- Dataset entries:

>> start

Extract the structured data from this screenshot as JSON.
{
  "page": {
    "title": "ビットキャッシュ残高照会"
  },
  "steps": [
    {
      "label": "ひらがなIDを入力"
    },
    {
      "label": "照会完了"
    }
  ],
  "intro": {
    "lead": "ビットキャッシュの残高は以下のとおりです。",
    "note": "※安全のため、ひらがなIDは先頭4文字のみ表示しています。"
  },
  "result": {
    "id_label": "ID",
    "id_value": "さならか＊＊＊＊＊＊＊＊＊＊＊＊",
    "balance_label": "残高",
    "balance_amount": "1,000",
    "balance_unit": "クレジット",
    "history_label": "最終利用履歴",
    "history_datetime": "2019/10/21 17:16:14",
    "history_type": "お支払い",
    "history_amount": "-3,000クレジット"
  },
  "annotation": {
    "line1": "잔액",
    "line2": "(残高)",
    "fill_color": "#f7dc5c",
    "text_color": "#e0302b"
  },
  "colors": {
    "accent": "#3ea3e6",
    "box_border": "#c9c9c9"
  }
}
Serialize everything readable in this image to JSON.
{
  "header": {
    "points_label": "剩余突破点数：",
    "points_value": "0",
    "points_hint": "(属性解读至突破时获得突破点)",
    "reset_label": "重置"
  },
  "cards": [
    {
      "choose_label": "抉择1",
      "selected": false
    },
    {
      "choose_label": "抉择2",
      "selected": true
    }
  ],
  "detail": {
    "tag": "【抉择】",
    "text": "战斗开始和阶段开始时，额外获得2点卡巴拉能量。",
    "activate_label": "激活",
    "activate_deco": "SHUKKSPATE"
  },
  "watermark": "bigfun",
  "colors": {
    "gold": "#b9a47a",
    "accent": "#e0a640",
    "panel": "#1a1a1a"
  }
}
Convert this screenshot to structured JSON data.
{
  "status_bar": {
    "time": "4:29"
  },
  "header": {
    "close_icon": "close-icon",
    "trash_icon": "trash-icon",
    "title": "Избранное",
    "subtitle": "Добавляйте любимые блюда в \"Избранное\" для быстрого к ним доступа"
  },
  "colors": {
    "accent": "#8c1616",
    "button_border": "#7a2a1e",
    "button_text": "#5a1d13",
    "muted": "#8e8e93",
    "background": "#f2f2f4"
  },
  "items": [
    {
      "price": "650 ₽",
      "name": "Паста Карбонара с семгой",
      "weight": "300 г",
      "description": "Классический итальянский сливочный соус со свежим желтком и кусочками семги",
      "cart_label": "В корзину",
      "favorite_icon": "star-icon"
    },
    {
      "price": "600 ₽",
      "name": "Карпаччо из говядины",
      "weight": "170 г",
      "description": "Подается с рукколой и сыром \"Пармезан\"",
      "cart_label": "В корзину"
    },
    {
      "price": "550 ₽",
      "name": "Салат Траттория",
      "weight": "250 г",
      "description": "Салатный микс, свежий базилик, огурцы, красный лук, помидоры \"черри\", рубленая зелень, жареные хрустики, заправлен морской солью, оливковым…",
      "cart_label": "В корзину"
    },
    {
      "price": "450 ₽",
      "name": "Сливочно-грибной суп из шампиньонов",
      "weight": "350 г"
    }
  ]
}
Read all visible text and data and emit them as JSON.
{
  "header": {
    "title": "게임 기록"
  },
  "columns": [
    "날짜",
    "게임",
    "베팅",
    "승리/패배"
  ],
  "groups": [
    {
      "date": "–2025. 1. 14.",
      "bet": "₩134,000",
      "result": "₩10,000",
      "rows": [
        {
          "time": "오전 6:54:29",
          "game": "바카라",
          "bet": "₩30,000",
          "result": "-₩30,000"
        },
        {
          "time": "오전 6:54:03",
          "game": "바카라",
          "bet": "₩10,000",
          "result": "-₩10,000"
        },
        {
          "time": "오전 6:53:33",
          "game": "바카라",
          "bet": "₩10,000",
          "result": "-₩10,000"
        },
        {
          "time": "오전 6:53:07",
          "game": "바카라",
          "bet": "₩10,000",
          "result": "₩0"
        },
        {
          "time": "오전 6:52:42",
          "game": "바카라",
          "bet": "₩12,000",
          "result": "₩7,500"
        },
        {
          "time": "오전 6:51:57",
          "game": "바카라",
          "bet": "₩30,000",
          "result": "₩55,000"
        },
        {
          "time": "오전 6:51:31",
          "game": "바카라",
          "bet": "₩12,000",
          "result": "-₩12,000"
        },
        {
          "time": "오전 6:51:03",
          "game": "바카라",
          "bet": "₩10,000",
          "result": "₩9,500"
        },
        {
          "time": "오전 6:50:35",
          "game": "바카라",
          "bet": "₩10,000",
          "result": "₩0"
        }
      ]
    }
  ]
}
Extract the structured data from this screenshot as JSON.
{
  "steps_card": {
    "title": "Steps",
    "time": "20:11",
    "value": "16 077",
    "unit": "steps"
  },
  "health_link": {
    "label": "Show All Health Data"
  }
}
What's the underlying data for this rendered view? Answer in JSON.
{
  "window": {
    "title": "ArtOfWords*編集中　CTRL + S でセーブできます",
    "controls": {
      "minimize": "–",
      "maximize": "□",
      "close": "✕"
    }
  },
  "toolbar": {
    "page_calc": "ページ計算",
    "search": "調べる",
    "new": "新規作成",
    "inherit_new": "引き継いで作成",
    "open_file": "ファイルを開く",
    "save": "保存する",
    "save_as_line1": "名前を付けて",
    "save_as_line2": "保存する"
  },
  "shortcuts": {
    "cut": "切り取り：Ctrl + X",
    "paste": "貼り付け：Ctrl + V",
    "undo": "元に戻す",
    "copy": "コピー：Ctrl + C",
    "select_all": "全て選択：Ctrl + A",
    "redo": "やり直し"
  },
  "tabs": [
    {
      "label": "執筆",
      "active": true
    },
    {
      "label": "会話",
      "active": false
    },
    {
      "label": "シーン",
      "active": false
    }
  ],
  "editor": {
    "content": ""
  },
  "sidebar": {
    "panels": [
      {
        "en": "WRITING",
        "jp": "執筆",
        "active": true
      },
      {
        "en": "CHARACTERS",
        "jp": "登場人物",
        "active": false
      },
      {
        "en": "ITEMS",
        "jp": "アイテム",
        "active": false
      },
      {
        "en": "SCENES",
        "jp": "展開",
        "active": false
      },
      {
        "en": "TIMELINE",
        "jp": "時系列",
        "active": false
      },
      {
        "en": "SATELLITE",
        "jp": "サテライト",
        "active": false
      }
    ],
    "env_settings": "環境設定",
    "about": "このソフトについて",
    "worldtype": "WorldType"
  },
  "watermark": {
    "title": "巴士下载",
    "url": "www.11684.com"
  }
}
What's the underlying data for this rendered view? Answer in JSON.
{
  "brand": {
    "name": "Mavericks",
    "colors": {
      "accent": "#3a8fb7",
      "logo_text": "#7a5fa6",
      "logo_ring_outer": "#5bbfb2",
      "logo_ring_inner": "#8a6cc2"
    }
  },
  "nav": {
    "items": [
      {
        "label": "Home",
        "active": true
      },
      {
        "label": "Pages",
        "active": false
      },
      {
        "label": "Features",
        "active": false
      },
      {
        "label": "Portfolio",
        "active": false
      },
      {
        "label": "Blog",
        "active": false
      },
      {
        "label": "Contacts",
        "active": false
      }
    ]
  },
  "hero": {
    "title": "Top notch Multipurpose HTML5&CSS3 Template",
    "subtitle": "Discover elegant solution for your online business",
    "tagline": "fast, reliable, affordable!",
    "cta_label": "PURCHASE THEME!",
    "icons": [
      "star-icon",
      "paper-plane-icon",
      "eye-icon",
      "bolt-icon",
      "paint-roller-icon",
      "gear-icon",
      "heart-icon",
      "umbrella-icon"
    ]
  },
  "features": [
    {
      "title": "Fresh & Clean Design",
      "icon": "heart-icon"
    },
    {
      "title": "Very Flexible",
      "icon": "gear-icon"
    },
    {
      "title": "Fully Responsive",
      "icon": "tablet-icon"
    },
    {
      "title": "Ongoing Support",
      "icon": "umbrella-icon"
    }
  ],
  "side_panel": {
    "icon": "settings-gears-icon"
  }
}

>> end

Using the material above, gather every line that includes "weight".

      "weight": "300 г",
      "weight": "170 г",
      "weight": "250 г",
      "weight": "350 г"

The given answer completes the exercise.